Out of the listing below, copy every line that carries the string "count".
----------------------------------------
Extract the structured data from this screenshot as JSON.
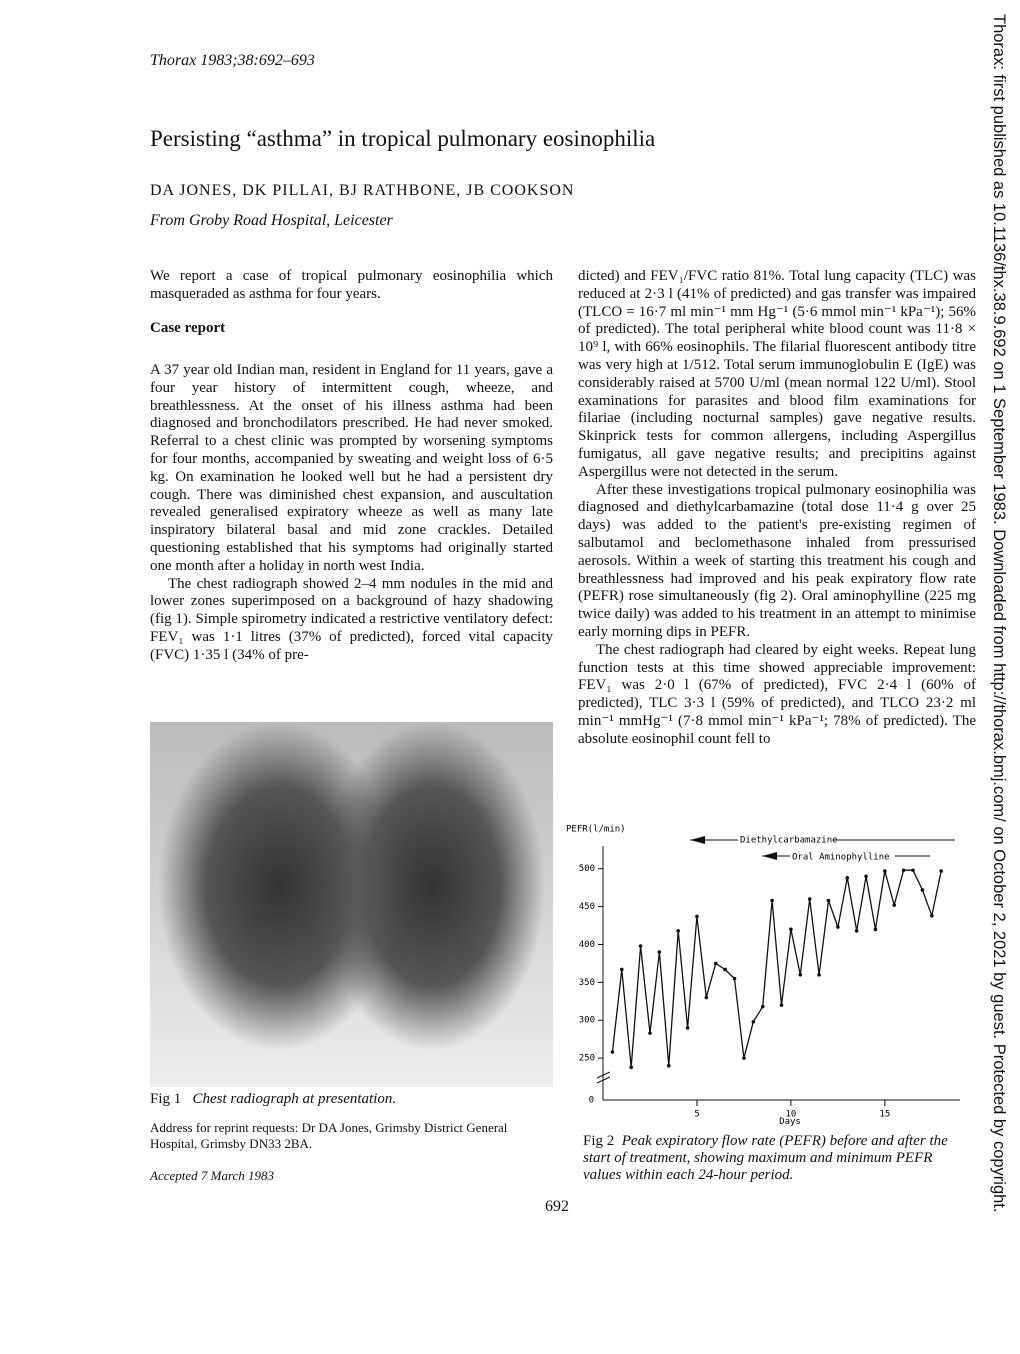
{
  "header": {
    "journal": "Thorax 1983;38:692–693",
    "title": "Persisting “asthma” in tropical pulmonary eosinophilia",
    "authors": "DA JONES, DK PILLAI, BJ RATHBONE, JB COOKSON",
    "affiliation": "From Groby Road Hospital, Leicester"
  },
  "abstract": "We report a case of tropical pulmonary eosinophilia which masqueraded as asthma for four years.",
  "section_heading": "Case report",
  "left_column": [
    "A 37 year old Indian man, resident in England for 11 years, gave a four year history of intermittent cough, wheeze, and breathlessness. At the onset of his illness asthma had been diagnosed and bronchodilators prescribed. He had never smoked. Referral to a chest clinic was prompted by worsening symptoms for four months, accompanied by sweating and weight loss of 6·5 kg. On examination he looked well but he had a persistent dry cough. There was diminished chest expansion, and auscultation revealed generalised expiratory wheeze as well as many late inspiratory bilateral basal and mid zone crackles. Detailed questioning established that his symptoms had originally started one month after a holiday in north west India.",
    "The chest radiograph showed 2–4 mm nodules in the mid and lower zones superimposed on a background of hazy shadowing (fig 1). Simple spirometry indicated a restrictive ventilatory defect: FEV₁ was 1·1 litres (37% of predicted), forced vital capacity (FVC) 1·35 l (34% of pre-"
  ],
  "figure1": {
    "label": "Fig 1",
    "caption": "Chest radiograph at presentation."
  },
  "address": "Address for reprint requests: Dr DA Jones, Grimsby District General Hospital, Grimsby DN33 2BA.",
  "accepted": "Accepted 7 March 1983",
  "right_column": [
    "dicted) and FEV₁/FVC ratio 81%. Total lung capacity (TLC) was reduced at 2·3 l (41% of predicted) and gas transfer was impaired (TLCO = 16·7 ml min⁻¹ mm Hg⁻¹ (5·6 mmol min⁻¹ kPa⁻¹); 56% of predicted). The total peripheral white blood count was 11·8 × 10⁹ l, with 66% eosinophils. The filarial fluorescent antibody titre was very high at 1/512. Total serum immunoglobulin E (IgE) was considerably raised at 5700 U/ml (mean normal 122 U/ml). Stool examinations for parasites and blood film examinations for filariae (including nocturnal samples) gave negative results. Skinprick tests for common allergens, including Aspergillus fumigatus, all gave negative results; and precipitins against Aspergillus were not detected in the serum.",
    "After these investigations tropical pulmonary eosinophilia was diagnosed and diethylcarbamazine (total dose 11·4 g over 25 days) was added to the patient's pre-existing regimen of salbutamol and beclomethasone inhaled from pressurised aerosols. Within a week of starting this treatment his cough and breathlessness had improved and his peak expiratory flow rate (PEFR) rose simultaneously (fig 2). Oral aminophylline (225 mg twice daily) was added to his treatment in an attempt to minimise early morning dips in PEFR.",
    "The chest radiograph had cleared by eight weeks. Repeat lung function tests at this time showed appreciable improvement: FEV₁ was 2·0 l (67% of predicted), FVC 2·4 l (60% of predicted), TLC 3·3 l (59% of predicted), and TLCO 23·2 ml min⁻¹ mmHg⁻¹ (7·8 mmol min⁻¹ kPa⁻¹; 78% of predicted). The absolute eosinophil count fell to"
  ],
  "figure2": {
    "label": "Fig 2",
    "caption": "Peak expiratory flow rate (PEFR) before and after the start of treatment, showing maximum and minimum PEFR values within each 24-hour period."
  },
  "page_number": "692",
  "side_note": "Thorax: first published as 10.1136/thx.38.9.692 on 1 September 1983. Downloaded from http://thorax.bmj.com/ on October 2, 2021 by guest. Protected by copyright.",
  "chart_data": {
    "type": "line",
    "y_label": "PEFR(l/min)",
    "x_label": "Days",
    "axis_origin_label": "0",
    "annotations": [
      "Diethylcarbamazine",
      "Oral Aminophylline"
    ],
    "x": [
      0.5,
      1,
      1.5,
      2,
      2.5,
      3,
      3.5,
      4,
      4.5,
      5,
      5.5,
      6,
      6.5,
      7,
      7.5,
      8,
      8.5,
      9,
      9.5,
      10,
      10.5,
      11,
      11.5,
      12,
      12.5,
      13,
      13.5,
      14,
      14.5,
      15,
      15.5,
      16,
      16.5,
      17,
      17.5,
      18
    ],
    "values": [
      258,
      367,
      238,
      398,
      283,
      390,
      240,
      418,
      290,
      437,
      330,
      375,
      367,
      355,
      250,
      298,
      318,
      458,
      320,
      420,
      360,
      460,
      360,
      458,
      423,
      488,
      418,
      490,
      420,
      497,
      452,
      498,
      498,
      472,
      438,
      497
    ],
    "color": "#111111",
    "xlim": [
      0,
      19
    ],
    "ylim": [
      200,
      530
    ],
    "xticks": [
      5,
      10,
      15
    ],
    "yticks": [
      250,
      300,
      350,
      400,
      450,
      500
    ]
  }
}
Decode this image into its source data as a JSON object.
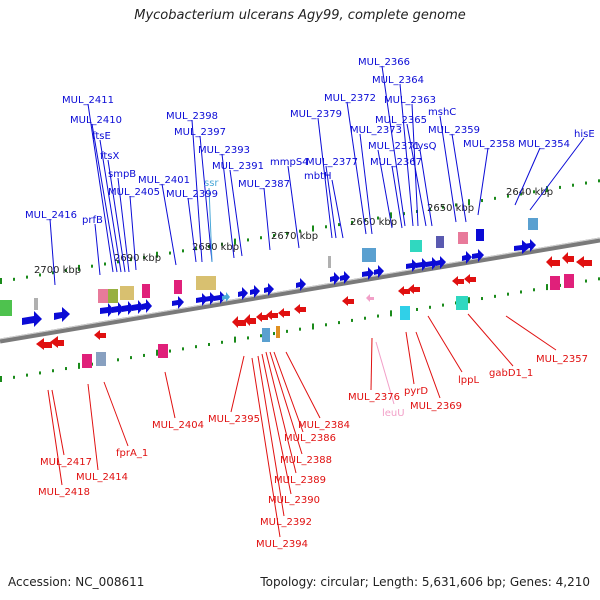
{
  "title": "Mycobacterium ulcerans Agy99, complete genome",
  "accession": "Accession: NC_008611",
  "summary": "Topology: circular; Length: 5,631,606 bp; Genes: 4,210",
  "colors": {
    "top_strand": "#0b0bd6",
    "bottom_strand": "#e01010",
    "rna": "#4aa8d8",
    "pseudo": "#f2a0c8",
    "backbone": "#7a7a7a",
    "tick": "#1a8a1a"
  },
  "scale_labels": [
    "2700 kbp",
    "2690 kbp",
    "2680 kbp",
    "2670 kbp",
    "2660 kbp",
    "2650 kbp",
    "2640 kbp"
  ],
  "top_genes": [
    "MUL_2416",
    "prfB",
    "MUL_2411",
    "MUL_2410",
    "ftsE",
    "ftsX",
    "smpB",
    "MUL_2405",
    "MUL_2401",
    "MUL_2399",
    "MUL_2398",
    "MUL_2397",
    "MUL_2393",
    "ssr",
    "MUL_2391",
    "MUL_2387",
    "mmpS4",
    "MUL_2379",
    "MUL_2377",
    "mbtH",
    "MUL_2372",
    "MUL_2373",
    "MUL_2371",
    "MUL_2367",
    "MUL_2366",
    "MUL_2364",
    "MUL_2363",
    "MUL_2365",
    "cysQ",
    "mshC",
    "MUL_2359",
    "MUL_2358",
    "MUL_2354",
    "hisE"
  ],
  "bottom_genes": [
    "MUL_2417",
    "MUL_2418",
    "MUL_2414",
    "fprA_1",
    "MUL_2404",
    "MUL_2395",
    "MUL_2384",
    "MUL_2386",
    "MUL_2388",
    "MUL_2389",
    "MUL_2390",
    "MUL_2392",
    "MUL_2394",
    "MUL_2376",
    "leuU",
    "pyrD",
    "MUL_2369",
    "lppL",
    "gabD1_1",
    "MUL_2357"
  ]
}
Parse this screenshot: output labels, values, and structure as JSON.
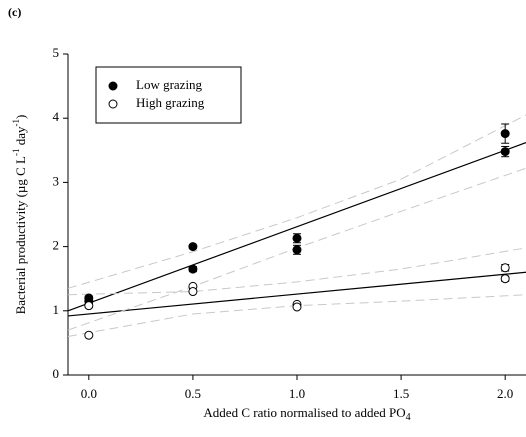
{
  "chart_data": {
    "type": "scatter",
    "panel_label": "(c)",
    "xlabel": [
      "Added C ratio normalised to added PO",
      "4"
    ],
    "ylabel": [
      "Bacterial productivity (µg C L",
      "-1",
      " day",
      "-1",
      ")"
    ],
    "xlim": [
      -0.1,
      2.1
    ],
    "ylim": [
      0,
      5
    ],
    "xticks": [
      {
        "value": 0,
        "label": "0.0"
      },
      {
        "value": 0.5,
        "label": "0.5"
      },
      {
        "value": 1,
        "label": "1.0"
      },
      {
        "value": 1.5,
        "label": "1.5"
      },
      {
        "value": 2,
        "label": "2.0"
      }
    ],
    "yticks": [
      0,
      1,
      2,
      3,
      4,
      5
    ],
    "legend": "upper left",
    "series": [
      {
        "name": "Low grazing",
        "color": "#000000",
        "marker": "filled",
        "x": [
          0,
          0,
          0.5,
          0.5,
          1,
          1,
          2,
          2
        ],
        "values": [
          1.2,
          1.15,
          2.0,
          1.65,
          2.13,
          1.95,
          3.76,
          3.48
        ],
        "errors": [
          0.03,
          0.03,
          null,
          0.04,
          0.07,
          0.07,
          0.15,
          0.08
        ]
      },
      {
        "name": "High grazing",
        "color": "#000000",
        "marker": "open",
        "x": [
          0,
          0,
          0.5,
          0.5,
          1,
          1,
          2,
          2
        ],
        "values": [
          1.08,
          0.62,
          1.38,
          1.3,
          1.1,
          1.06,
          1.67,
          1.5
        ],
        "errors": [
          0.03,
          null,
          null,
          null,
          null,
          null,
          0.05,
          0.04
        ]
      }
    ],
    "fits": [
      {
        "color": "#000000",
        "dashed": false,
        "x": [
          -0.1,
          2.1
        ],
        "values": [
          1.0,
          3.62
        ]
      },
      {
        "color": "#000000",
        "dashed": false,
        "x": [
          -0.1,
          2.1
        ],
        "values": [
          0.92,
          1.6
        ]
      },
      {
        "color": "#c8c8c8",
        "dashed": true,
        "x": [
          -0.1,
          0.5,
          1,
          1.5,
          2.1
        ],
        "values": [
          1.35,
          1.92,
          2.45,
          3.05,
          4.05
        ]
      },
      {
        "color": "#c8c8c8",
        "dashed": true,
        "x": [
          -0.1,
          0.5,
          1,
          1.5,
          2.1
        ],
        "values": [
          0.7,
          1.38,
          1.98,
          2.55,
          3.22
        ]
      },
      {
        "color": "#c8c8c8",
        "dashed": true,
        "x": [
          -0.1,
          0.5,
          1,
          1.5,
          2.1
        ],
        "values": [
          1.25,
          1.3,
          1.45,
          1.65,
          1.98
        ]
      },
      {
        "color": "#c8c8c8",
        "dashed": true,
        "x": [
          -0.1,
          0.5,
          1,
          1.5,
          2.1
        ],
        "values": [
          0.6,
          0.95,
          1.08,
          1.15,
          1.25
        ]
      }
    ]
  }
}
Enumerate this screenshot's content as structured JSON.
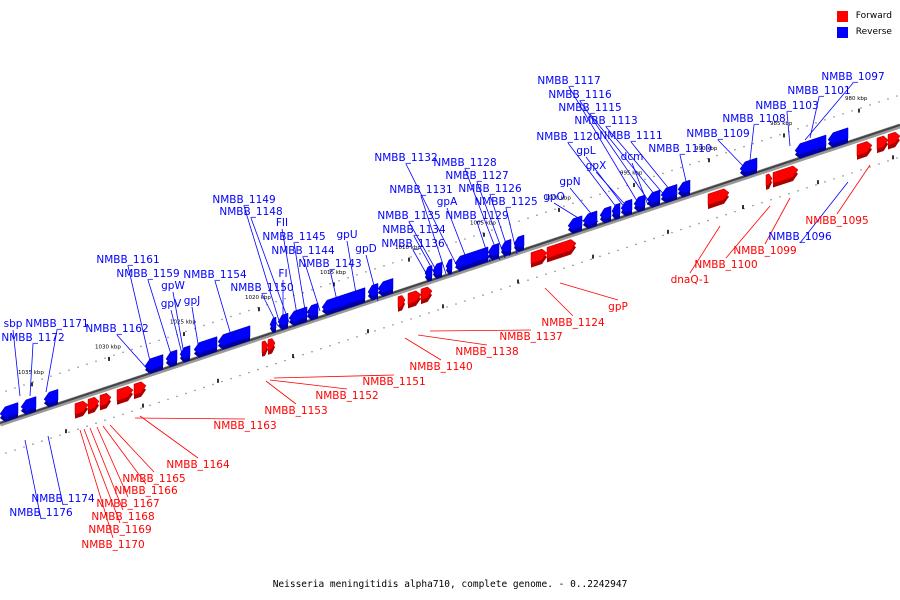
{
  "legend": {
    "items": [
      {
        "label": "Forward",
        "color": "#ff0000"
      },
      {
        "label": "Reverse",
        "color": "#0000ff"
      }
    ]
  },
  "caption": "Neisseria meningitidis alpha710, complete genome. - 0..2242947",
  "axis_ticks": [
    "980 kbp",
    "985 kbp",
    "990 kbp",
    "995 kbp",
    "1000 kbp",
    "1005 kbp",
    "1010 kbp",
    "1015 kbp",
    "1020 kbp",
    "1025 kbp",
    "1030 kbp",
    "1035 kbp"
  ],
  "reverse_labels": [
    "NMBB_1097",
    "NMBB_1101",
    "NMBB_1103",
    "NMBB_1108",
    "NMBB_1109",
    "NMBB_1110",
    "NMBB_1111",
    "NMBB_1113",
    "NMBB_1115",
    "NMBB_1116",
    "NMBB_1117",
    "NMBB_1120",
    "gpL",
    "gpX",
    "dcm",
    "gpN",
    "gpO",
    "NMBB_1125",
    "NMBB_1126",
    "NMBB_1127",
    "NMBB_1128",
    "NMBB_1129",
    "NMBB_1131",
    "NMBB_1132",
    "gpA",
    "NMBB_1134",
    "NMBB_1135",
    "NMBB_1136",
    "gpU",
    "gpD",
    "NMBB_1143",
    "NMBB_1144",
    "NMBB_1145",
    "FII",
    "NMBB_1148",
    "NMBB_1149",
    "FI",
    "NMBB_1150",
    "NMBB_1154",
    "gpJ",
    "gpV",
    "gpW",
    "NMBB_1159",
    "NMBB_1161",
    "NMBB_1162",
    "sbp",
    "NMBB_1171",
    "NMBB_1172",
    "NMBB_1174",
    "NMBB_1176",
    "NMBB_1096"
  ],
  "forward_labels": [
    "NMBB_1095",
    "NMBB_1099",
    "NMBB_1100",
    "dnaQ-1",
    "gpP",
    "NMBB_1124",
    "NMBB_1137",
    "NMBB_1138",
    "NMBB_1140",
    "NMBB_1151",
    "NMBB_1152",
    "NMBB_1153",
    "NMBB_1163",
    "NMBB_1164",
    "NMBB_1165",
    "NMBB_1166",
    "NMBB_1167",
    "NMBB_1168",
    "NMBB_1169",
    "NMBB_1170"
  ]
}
----------------------------------------
**PROBLEM SOLUTION**:
    "dicted) and FEV₁/FVC ratio 81%. Total lung capacity (TLC) was reduced at 2·3 l (41% of predicted) and gas transfer was impaired (TLCO = 16·7 ml min⁻¹ mm Hg⁻¹ (5·6 mmol min⁻¹ kPa⁻¹); 56% of predicted). The total peripheral white blood count was 11·8 × 10⁹ l, with 66% eosinophils. The filarial fluorescent antibody titre was very high at 1/512. Total serum immunoglobulin E (IgE) was considerably raised at 5700 U/ml (mean normal 122 U/ml). Stool examinations for parasites and blood film examinations for filariae (including nocturnal samples) gave negative results. Skinprick tests for common allergens, including Aspergillus fumigatus, all gave negative results; and precipitins against Aspergillus were not detected in the serum.",
    "The chest radiograph had cleared by eight weeks. Repeat lung function tests at this time showed appreciable improvement: FEV₁ was 2·0 l (67% of predicted), FVC 2·4 l (60% of predicted), TLC 3·3 l (59% of predicted), and TLCO 23·2 ml min⁻¹ mmHg⁻¹ (7·8 mmol min⁻¹ kPa⁻¹; 78% of predicted). The absolute eosinophil count fell to"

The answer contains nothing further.